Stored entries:
§ §

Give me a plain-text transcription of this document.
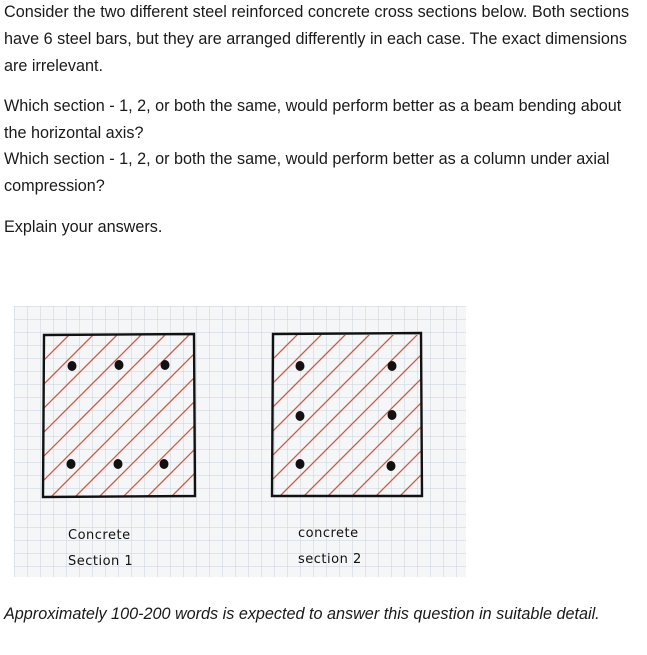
Consider the two different steel reinforced concrete cross sections below. Both sections have 6 steel bars, but they are arranged differently in each case. The exact dimensions are irrelevant.

Which section - 1, 2, or both the same, would perform better as a beam bending about the horizontal axis?

Which section - 1, 2, or both the same, would perform better as a column under axial compression?

Explain your answers.

Concrete
Section 1
concrete
section 2

Approximately 100-200 words is expected to answer this question in suitable detail.
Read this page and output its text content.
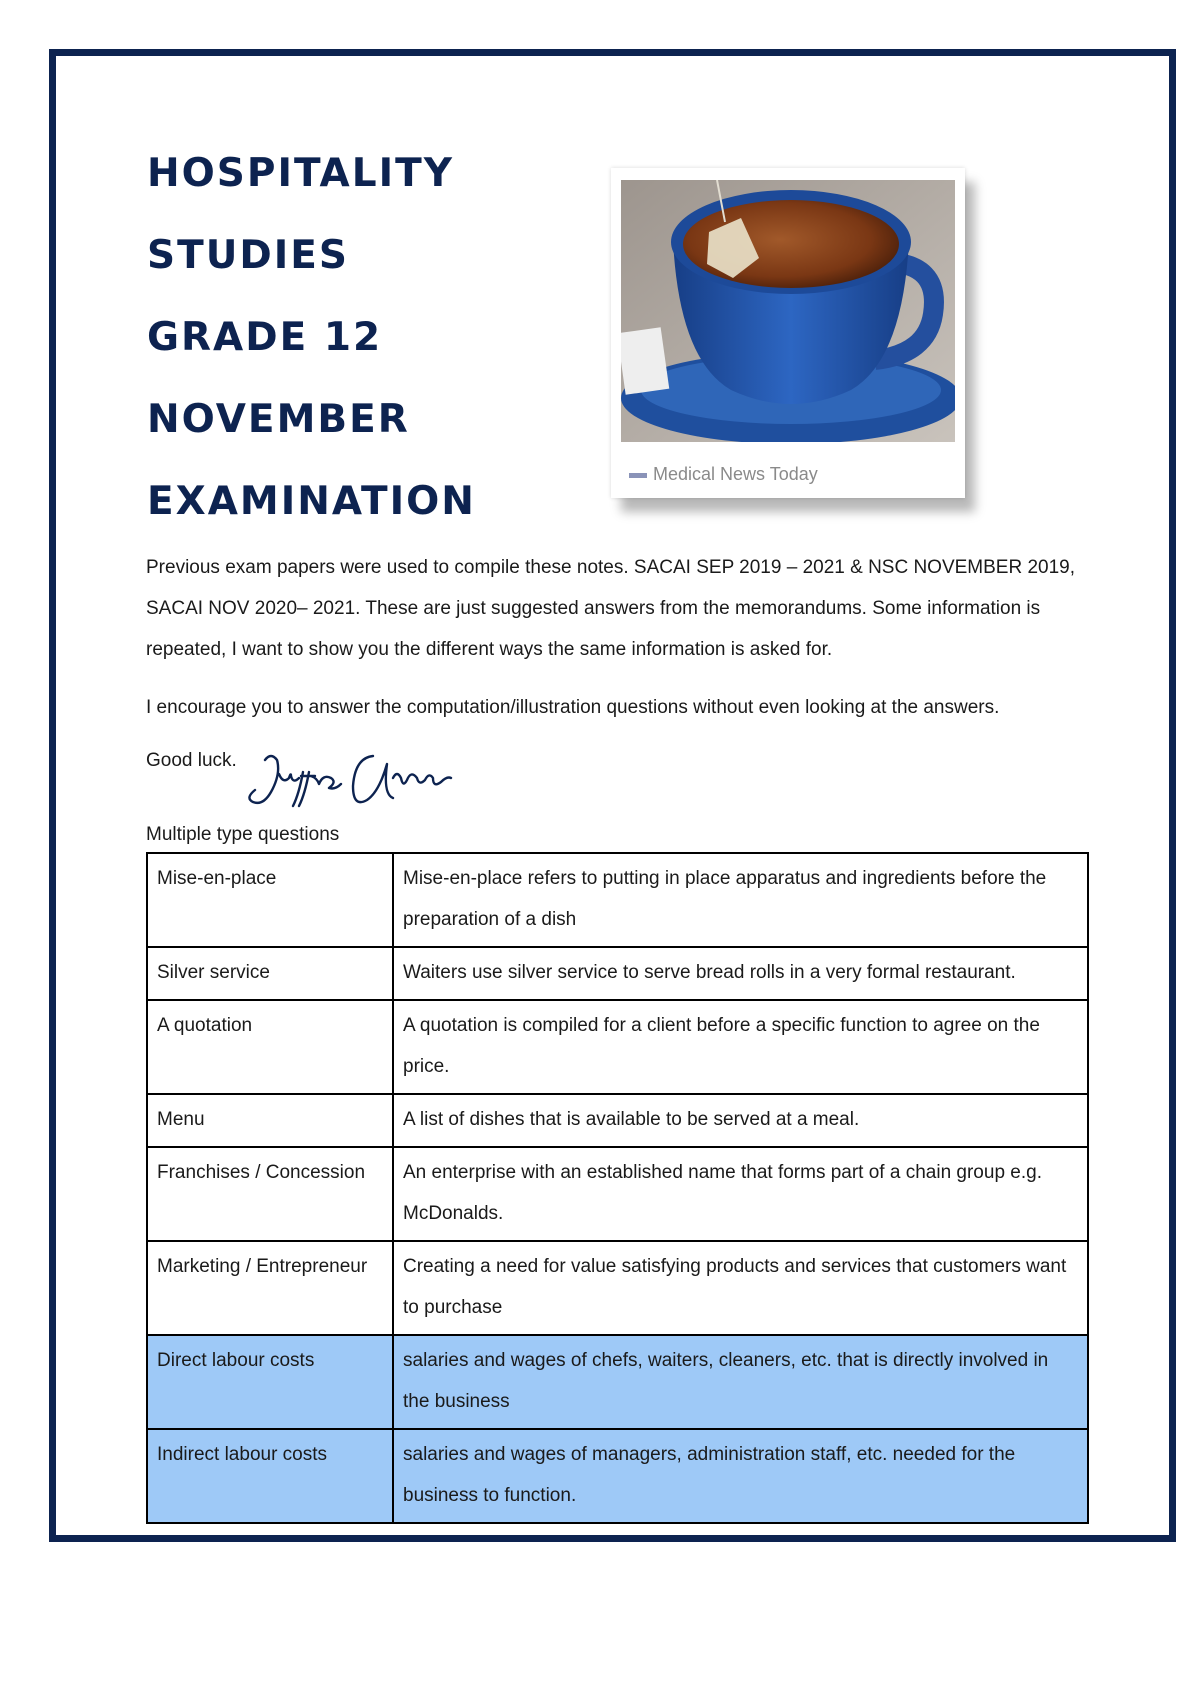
HOSPITALITY
STUDIES
GRADE 12
NOVEMBER
EXAMINATION
Medical News Today

Previous exam papers were used to compile these notes. SACAI SEP 2019 – 2021 & NSC NOVEMBER 2019, SACAI NOV 2020– 2021. These are just suggested answers from the memorandums. Some information is repeated, I want to show you the different ways the same information is asked for.

I encourage you to answer the computation/illustration questions without even looking at the answers.

Good luck.
Multiple type questions
Mise-en-place	Mise-en-place refers to putting in place apparatus and ingredients before the preparation of a dish
Silver service	Waiters use silver service to serve bread rolls in a very formal restaurant.
A quotation	A quotation is compiled for a client before a specific function to agree on the price.
Menu	A list of dishes that is available to be served at a meal.
Franchises / Concession	An enterprise with an established name that forms part of a chain group e.g. McDonalds.
Marketing / Entrepreneur	Creating a need for value satisfying products and services that customers want to purchase
Direct labour costs	salaries and wages of chefs, waiters, cleaners, etc. that is directly involved in the business
Indirect labour costs	salaries and wages of managers, administration staff, etc. needed for the business to function.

§ §

§ **Task to complete**
List each line holding the string "Which".

§ **Result of this task**
Which section - 1, 2, or both the same, would perform better as a beam bending about the horizontal axis?
Which section - 1, 2, or both the same, would perform better as a column under axial compression?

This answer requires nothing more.